Start of Source records

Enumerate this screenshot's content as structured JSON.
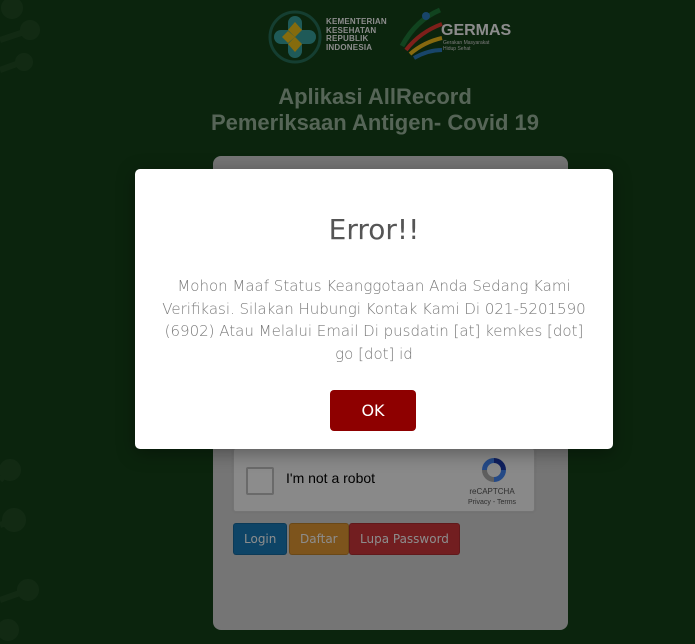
{
  "colors": {
    "background": "#1d5c22",
    "panel": "#d6d6d6",
    "modal": "#ffffff",
    "ok_button": "#8e0000",
    "login_button": "#1a7dba",
    "daftar_button": "#e49a33",
    "lupa_button": "#d0373b"
  },
  "header": {
    "kemkes_lines": [
      "KEMENTERIAN",
      "KESEHATAN",
      "REPUBLIK",
      "INDONESIA"
    ],
    "germas_title": "GERMAS",
    "germas_subtitle": "Gerakan Masyarakat Hidup Sehat",
    "title_line1": "Aplikasi AllRecord",
    "title_line2": "Pemeriksaan Antigen- Covid 19"
  },
  "login": {
    "recaptcha_label": "I'm not a robot",
    "recaptcha_brand": "reCAPTCHA",
    "recaptcha_terms": "Privacy - Terms",
    "login_label": "Login",
    "daftar_label": "Daftar",
    "lupa_label": "Lupa Password"
  },
  "modal": {
    "title": "Error!!",
    "message": "Mohon Maaf Status Keanggotaan Anda Sedang Kami Verifikasi. Silakan Hubungi Kontak Kami Di 021-5201590 (6902) Atau Melalui Email Di pusdatin [at] kemkes [dot] go [dot] id",
    "ok_label": "OK"
  },
  "icons": [
    "kemkes-logo",
    "germas-logo",
    "virus-background",
    "recaptcha-logo"
  ]
}
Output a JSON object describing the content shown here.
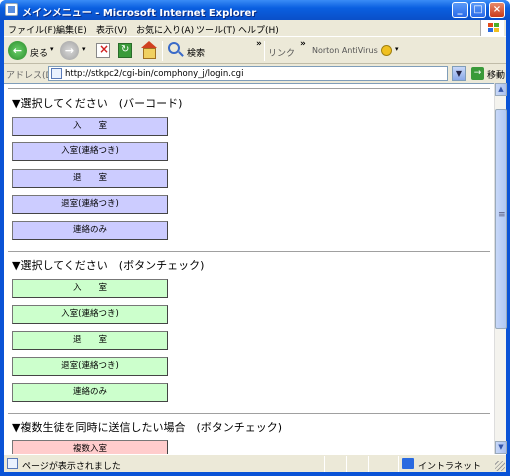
{
  "window": {
    "title": "メインメニュー - Microsoft Internet Explorer"
  },
  "menu": [
    "ファイル(F)",
    "編集(E)",
    "表示(V)",
    "お気に入り(A)",
    "ツール(T)",
    "ヘルプ(H)"
  ],
  "toolbar": {
    "back_label": "戻る",
    "search_label": "検索",
    "links_label": "リンク",
    "norton_label": "Norton AntiVirus"
  },
  "address": {
    "label": "アドレス(D)",
    "url": "http://stkpc2/cgi-bin/comphony_j/login.cgi",
    "go_label": "移動"
  },
  "content": {
    "section1": {
      "heading": "▼選択してください　(バーコード)",
      "buttons": [
        "入　　室",
        "入室(連絡つき)",
        "退　　室",
        "退室(連絡つき)",
        "連絡のみ"
      ]
    },
    "section2": {
      "heading": "▼選択してください　(ボタンチェック)",
      "buttons": [
        "入　　室",
        "入室(連絡つき)",
        "退　　室",
        "退室(連絡つき)",
        "連絡のみ"
      ]
    },
    "section3": {
      "heading": "▼複数生徒を同時に送信したい場合　(ボタンチェック)",
      "buttons": [
        "複数入室"
      ]
    }
  },
  "status": {
    "text": "ページが表示されました",
    "zone": "イントラネット"
  },
  "colors": {
    "barcode_button": "#ccccff",
    "check_button": "#ccffcc",
    "multi_button": "#ffcccc"
  }
}
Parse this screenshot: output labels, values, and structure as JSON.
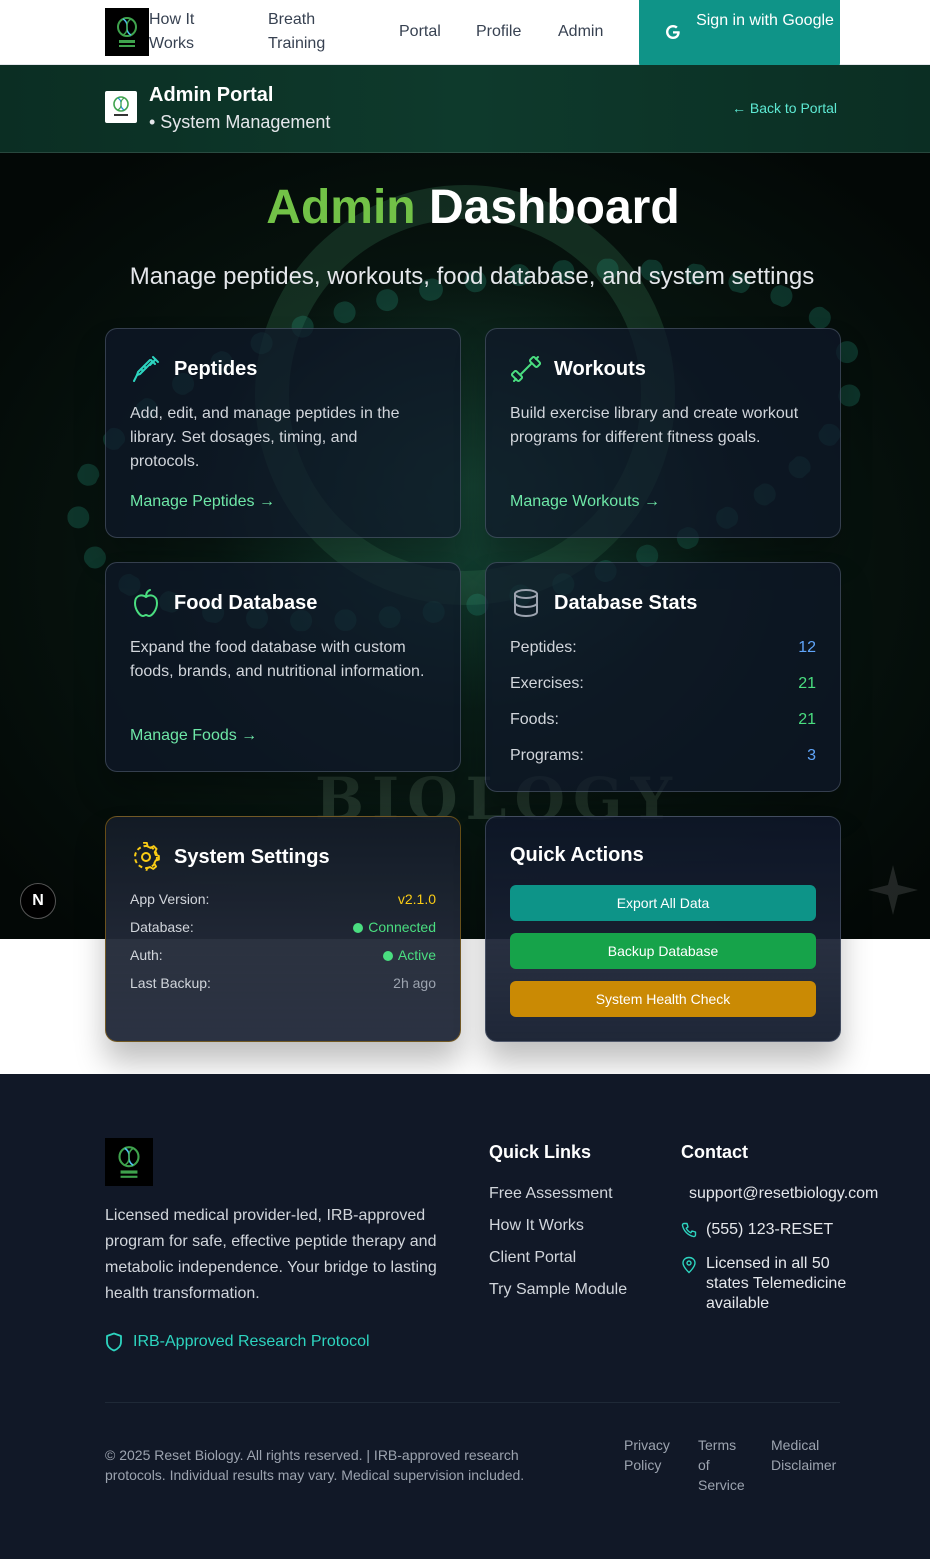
{
  "nav": {
    "links": [
      "How It Works",
      "Breath Training",
      "Portal",
      "Profile",
      "Admin"
    ],
    "signin": "Sign in with Google"
  },
  "portal_bar": {
    "title": "Admin Portal",
    "subtitle": "• System Management",
    "back": "← Back to Portal"
  },
  "hero": {
    "title_accent": "Admin",
    "title_rest": "Dashboard",
    "subtitle": "Manage peptides, workouts, food database, and system settings"
  },
  "cards": {
    "peptides": {
      "title": "Peptides",
      "desc": "Add, edit, and manage peptides in the library. Set dosages, timing, and protocols.",
      "link": "Manage Peptides →",
      "icon": "syringe-icon"
    },
    "workouts": {
      "title": "Workouts",
      "desc": "Build exercise library and create workout programs for different fitness goals.",
      "link": "Manage Workouts →",
      "icon": "dumbbell-icon"
    },
    "foods": {
      "title": "Food Database",
      "desc": "Expand the food database with custom foods, brands, and nutritional information.",
      "link": "Manage Foods →",
      "icon": "apple-icon"
    },
    "stats": {
      "title": "Database Stats",
      "icon": "database-icon",
      "rows": [
        {
          "label": "Peptides:",
          "value": "12",
          "color": "#60a5fa"
        },
        {
          "label": "Exercises:",
          "value": "21",
          "color": "#4ade80"
        },
        {
          "label": "Foods:",
          "value": "21",
          "color": "#4ade80"
        },
        {
          "label": "Programs:",
          "value": "3",
          "color": "#60a5fa"
        }
      ]
    },
    "settings": {
      "title": "System Settings",
      "icon": "gear-icon",
      "rows": [
        {
          "label": "App Version:",
          "value": "v2.1.0",
          "color": "#facc15"
        },
        {
          "label": "Database:",
          "value": "Connected",
          "color": "#4ade80"
        },
        {
          "label": "Auth:",
          "value": "Active",
          "color": "#4ade80"
        },
        {
          "label": "Last Backup:",
          "value": "2h ago",
          "color": "#9ca3af"
        }
      ]
    },
    "quick": {
      "title": "Quick Actions",
      "buttons": [
        {
          "label": "Export All Data",
          "color": "#0d9488"
        },
        {
          "label": "Backup Database",
          "color": "#16a34a"
        },
        {
          "label": "System Health Check",
          "color": "#ca8a04"
        }
      ]
    }
  },
  "footer": {
    "desc": "Licensed medical provider-led, IRB-approved program for safe, effective peptide therapy and metabolic independence. Your bridge to lasting health transformation.",
    "irb": "IRB-Approved Research Protocol",
    "quick_links_title": "Quick Links",
    "quick_links": [
      "Free Assessment",
      "How It Works",
      "Client Portal",
      "Try Sample Module"
    ],
    "contact_title": "Contact",
    "email": "support@resetbiology.com",
    "phone": "(555) 123-RESET",
    "location": "Licensed in all 50 states Telemedicine available",
    "copyright": "© 2025 Reset Biology. All rights reserved. | IRB-approved research protocols. Individual results may vary. Medical supervision included.",
    "legal": [
      "Privacy Policy",
      "Terms of Service",
      "Medical Disclaimer"
    ]
  },
  "background_text": "BIOLOGY",
  "next_badge": "N"
}
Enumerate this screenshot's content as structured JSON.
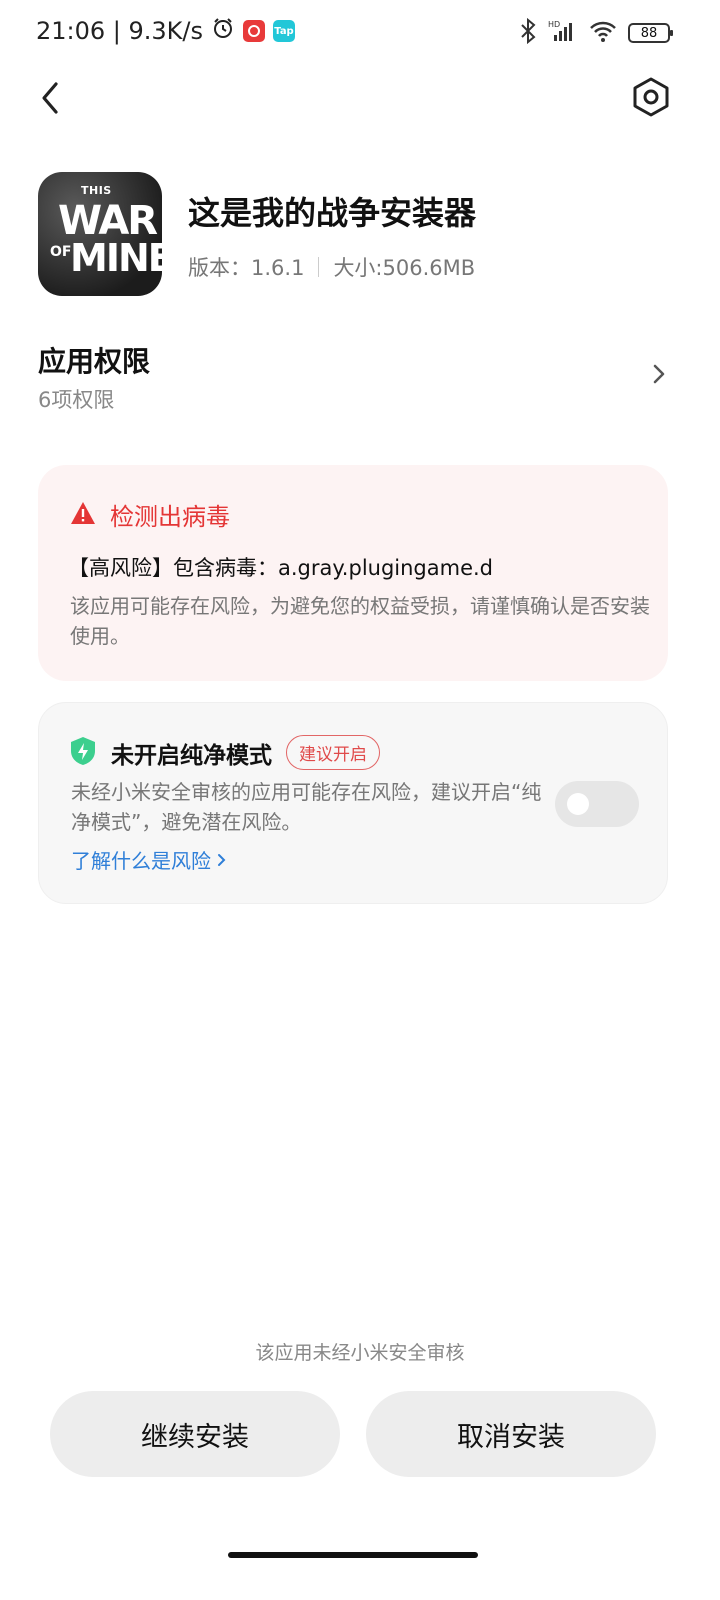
{
  "status_bar": {
    "time_speed": "21:06 | 9.3K/s",
    "tap_badge": "Tap",
    "battery": "88"
  },
  "header": {
    "back_icon": "chevron-left-icon",
    "settings_icon": "hexagon-gear-icon"
  },
  "app": {
    "name": "这是我的战争安装器",
    "version": "版本：1.6.1",
    "size": "大小:506.6MB",
    "icon_text": {
      "this": "THIS",
      "war": "WAR",
      "of": "OF",
      "mine": "MINE"
    }
  },
  "permissions": {
    "title": "应用权限",
    "count": "6项权限"
  },
  "virus_alert": {
    "title": "检测出病毒",
    "risk_line": "【高风险】包含病毒：a.gray.plugingame.d",
    "description": "该应用可能存在风险，为避免您的权益受损，请谨慎确认是否安装使用。",
    "accent": "#e43535"
  },
  "pure_mode": {
    "title": "未开启纯净模式",
    "badge": "建议开启",
    "description": "未经小米安全审核的应用可能存在风险，建议开启“纯净模式”，避免潜在风险。",
    "link": "了解什么是风险",
    "toggle_on": false
  },
  "footer": {
    "note": "该应用未经小米安全审核",
    "continue_label": "继续安装",
    "cancel_label": "取消安装"
  }
}
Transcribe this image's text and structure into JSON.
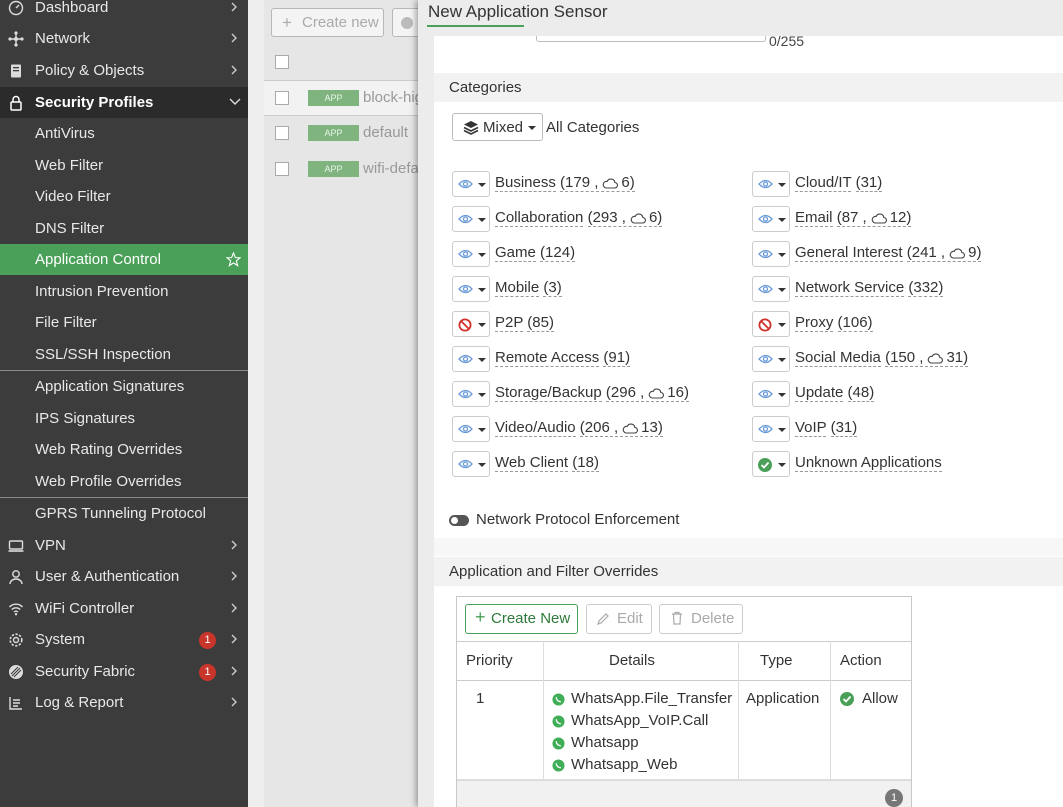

End of Source records

▸ Exercise directions: Could you write out every record exactly, leaving the pictures out?

▸ Task solution:
Enumerate this screenshot's content as structured JSON.
{
  "colors": {
    "background": "#1d5c22",
    "panel": "#d6d6d6",
    "modal": "#ffffff",
    "ok_button": "#8e0000",
    "login_button": "#1a7dba",
    "daftar_button": "#e49a33",
    "lupa_button": "#d0373b"
  },
  "header": {
    "kemkes_lines": [
      "KEMENTERIAN",
      "KESEHATAN",
      "REPUBLIK",
      "INDONESIA"
    ],
    "germas_title": "GERMAS",
    "germas_subtitle": "Gerakan Masyarakat Hidup Sehat",
    "title_line1": "Aplikasi AllRecord",
    "title_line2": "Pemeriksaan Antigen- Covid 19"
  },
  "login": {
    "recaptcha_label": "I'm not a robot",
    "recaptcha_brand": "reCAPTCHA",
    "recaptcha_terms": "Privacy - Terms",
    "login_label": "Login",
    "daftar_label": "Daftar",
    "lupa_label": "Lupa Password"
  },
  "modal": {
    "title": "Error!!",
    "message": "Mohon Maaf Status Keanggotaan Anda Sedang Kami Verifikasi. Silakan Hubungi Kontak Kami Di 021-5201590 (6902) Atau Melalui Email Di pusdatin [at] kemkes [dot] go [dot] id",
    "ok_label": "OK"
  },
  "icons": [
    "kemkes-logo",
    "germas-logo",
    "virus-background",
    "recaptcha-logo"
  ]
}
Output a JSON object describing the content shown here.
{
  "window": {
    "title": "メインメニュー - Microsoft Internet Explorer"
  },
  "menu": [
    "ファイル(F)",
    "編集(E)",
    "表示(V)",
    "お気に入り(A)",
    "ツール(T)",
    "ヘルプ(H)"
  ],
  "toolbar": {
    "back_label": "戻る",
    "search_label": "検索",
    "links_label": "リンク",
    "norton_label": "Norton AntiVirus"
  },
  "address": {
    "label": "アドレス(D)",
    "url": "http://stkpc2/cgi-bin/comphony_j/login.cgi",
    "go_label": "移動"
  },
  "content": {
    "section1": {
      "heading": "▼選択してください　(バーコード)",
      "buttons": [
        "入　　室",
        "入室(連絡つき)",
        "退　　室",
        "退室(連絡つき)",
        "連絡のみ"
      ]
    },
    "section2": {
      "heading": "▼選択してください　(ボタンチェック)",
      "buttons": [
        "入　　室",
        "入室(連絡つき)",
        "退　　室",
        "退室(連絡つき)",
        "連絡のみ"
      ]
    },
    "section3": {
      "heading": "▼複数生徒を同時に送信したい場合　(ボタンチェック)",
      "buttons": [
        "複数入室"
      ]
    }
  },
  "status": {
    "text": "ページが表示されました",
    "zone": "イントラネット"
  },
  "colors": {
    "barcode_button": "#ccccff",
    "check_button": "#ccffcc",
    "multi_button": "#ffcccc"
  }
}
Parse this screenshot: output labels, values, and structure as JSON.
{
  "nav": {
    "links": [
      "How It Works",
      "Breath Training",
      "Portal",
      "Profile",
      "Admin"
    ],
    "signin": "Sign in with Google"
  },
  "portal_bar": {
    "title": "Admin Portal",
    "subtitle": "• System Management",
    "back": "← Back to Portal"
  },
  "hero": {
    "title_accent": "Admin",
    "title_rest": "Dashboard",
    "subtitle": "Manage peptides, workouts, food database, and system settings"
  },
  "cards": {
    "peptides": {
      "title": "Peptides",
      "desc": "Add, edit, and manage peptides in the library. Set dosages, timing, and protocols.",
      "link": "Manage Peptides →",
      "icon": "syringe-icon"
    },
    "workouts": {
      "title": "Workouts",
      "desc": "Build exercise library and create workout programs for different fitness goals.",
      "link": "Manage Workouts →",
      "icon": "dumbbell-icon"
    },
    "foods": {
      "title": "Food Database",
      "desc": "Expand the food database with custom foods, brands, and nutritional information.",
      "link": "Manage Foods →",
      "icon": "apple-icon"
    },
    "stats": {
      "title": "Database Stats",
      "icon": "database-icon",
      "rows": [
        {
          "label": "Peptides:",
          "value": "12",
          "color": "#60a5fa"
        },
        {
          "label": "Exercises:",
          "value": "21",
          "color": "#4ade80"
        },
        {
          "label": "Foods:",
          "value": "21",
          "color": "#4ade80"
        },
        {
          "label": "Programs:",
          "value": "3",
          "color": "#60a5fa"
        }
      ]
    },
    "settings": {
      "title": "System Settings",
      "icon": "gear-icon",
      "rows": [
        {
          "label": "App Version:",
          "value": "v2.1.0",
          "color": "#facc15"
        },
        {
          "label": "Database:",
          "value": "Connected",
          "color": "#4ade80"
        },
        {
          "label": "Auth:",
          "value": "Active",
          "color": "#4ade80"
        },
        {
          "label": "Last Backup:",
          "value": "2h ago",
          "color": "#9ca3af"
        }
      ]
    },
    "quick": {
      "title": "Quick Actions",
      "buttons": [
        {
          "label": "Export All Data",
          "color": "#0d9488"
        },
        {
          "label": "Backup Database",
          "color": "#16a34a"
        },
        {
          "label": "System Health Check",
          "color": "#ca8a04"
        }
      ]
    }
  },
  "footer": {
    "desc": "Licensed medical provider-led, IRB-approved program for safe, effective peptide therapy and metabolic independence. Your bridge to lasting health transformation.",
    "irb": "IRB-Approved Research Protocol",
    "quick_links_title": "Quick Links",
    "quick_links": [
      "Free Assessment",
      "How It Works",
      "Client Portal",
      "Try Sample Module"
    ],
    "contact_title": "Contact",
    "email": "support@resetbiology.com",
    "phone": "(555) 123-RESET",
    "location": "Licensed in all 50 states Telemedicine available",
    "copyright": "© 2025 Reset Biology. All rights reserved. | IRB-approved research protocols. Individual results may vary. Medical supervision included.",
    "legal": [
      "Privacy Policy",
      "Terms of Service",
      "Medical Disclaimer"
    ]
  },
  "background_text": "BIOLOGY",
  "next_badge": "N"
}
Enumerate this screenshot's content as structured JSON.
{
  "status_bar": {
    "time_speed": "21:06 | 9.3K/s",
    "tap_badge": "Tap",
    "battery": "88"
  },
  "header": {
    "back_icon": "chevron-left-icon",
    "settings_icon": "hexagon-gear-icon"
  },
  "app": {
    "name": "这是我的战争安装器",
    "version": "版本：1.6.1",
    "size": "大小:506.6MB",
    "icon_text": {
      "this": "THIS",
      "war": "WAR",
      "of": "OF",
      "mine": "MINE"
    }
  },
  "permissions": {
    "title": "应用权限",
    "count": "6项权限"
  },
  "virus_alert": {
    "title": "检测出病毒",
    "risk_line": "【高风险】包含病毒：a.gray.plugingame.d",
    "description": "该应用可能存在风险，为避免您的权益受损，请谨慎确认是否安装使用。",
    "accent": "#e43535"
  },
  "pure_mode": {
    "title": "未开启纯净模式",
    "badge": "建议开启",
    "description": "未经小米安全审核的应用可能存在风险，建议开启“纯净模式”，避免潜在风险。",
    "link": "了解什么是风险",
    "toggle_on": false
  },
  "footer": {
    "note": "该应用未经小米安全审核",
    "continue_label": "继续安装",
    "cancel_label": "取消安装"
  }
}
Transcribe this image's text and structure into JSON.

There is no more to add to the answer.